(Stored items)
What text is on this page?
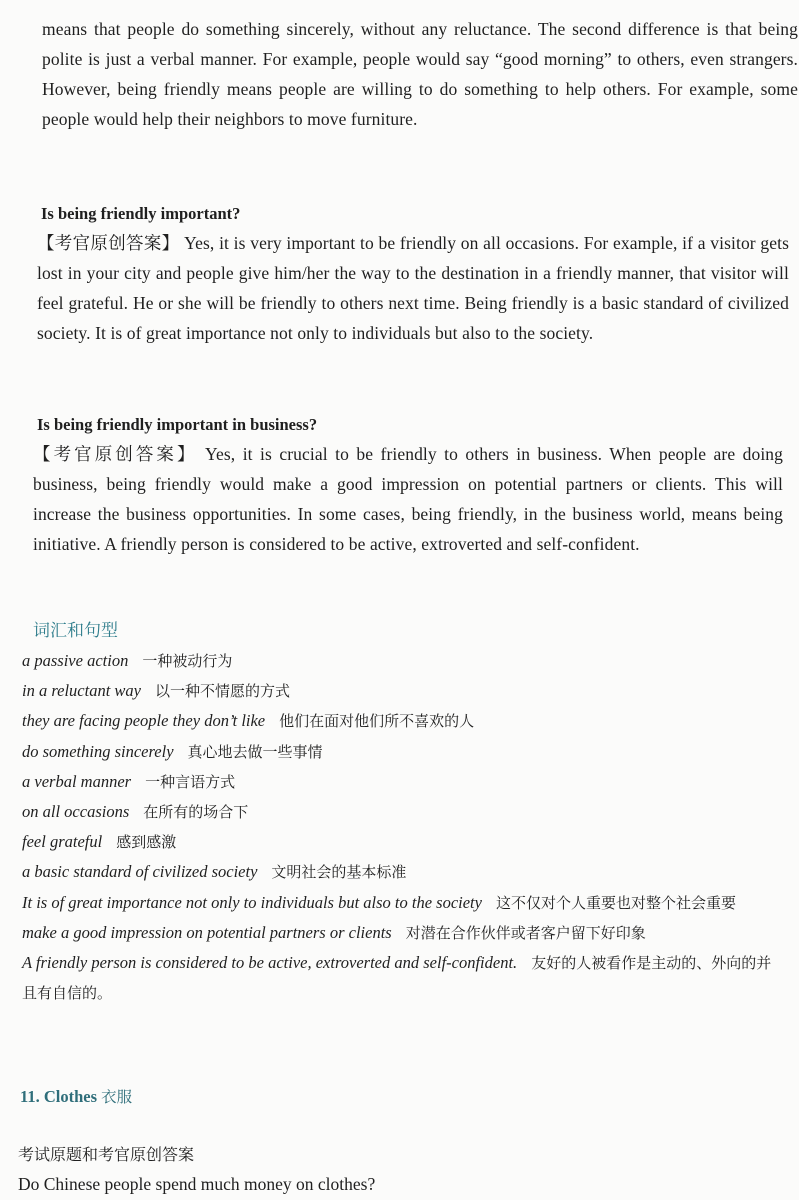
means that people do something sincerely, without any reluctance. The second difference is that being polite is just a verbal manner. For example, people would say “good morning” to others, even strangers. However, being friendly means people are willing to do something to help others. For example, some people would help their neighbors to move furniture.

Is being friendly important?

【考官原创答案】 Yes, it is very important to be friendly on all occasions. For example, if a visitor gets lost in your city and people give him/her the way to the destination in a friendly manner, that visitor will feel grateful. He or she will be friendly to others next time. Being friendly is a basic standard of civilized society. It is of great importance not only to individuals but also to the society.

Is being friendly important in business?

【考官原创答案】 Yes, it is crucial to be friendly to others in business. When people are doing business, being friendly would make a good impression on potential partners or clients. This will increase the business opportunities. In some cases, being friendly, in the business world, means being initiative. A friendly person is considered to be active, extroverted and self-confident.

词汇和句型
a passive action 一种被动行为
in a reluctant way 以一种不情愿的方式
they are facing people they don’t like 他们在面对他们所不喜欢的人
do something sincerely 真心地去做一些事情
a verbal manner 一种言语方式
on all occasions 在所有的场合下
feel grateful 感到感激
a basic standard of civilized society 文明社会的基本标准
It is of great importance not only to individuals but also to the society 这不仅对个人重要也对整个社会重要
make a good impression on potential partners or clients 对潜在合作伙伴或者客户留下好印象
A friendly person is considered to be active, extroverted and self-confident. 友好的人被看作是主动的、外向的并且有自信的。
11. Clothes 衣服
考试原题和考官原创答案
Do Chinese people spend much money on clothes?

---

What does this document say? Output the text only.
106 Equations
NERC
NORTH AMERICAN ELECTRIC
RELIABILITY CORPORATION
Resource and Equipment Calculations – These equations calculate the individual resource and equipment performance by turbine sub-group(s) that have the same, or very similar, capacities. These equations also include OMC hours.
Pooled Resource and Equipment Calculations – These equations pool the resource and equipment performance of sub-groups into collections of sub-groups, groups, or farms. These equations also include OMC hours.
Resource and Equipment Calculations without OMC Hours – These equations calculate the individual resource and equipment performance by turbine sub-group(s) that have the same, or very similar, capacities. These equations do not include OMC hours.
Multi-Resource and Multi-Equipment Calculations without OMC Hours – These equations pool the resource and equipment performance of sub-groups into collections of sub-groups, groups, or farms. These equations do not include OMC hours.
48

- **PROBLEM TO SOLVE**: Isolate the lines that hold the word "hours" and copy all of them.

- **RESULT OF THE TASK**:
Resource and Equipment Calculations – These equations calculate the individual resource and equipment performance by turbine sub-group(s) that have the same, or very similar, capacities. These equations also include OMC hours.
Pooled Resource and Equipment Calculations – These equations pool the resource and equipment performance of sub-groups into collections of sub-groups, groups, or farms. These equations also include OMC hours.
Resource and Equipment Calculations without OMC Hours – These equations calculate the individual resource and equipment performance by turbine sub-group(s) that have the same, or very similar, capacities. These equations do not include OMC hours.
Multi-Resource and Multi-Equipment Calculations without OMC Hours – These equations pool the resource and equipment performance of sub-groups into collections of sub-groups, groups, or farms. These equations do not include OMC hours.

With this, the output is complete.